:: Supplied material ::

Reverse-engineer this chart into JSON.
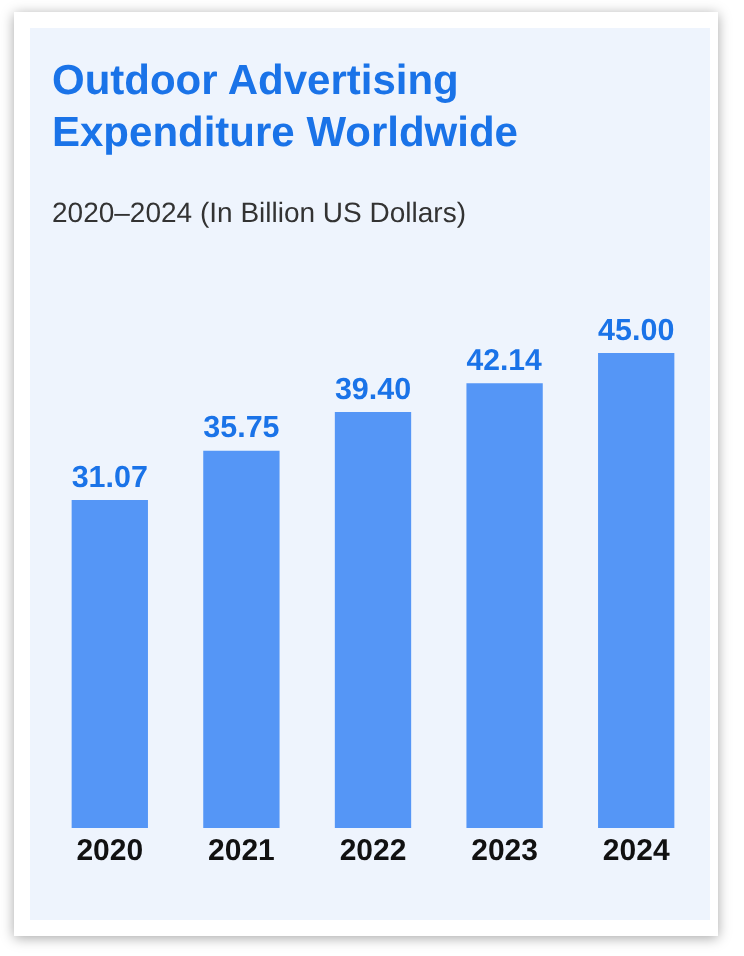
{
  "chart_data": {
    "type": "bar",
    "title": "Outdoor Advertising Expenditure Worldwide",
    "subtitle": "2020–2024 (In Billion US Dollars)",
    "categories": [
      "2020",
      "2021",
      "2022",
      "2023",
      "2024"
    ],
    "values": [
      31.07,
      35.75,
      39.4,
      42.14,
      45.0
    ],
    "value_labels": [
      "31.07",
      "35.75",
      "39.40",
      "42.14",
      "45.00"
    ],
    "color": "#5596f6",
    "grid": false,
    "legend": false
  }
}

:::

▶ _Work instructions_:
What comes back should match the records exactly, minus any pictures.

▶ _Written response_:
Reverse-engineer this chart into JSON.
{
  "chart_data": {
    "type": "bar",
    "title": "Outdoor Advertising Expenditure Worldwide",
    "subtitle": "2020–2024 (In Billion US Dollars)",
    "categories": [
      "2020",
      "2021",
      "2022",
      "2023",
      "2024"
    ],
    "values": [
      31.07,
      35.75,
      39.4,
      42.14,
      45.0
    ],
    "value_labels": [
      "31.07",
      "35.75",
      "39.40",
      "42.14",
      "45.00"
    ],
    "color": "#5596f6",
    "grid": false,
    "legend": false
  }
}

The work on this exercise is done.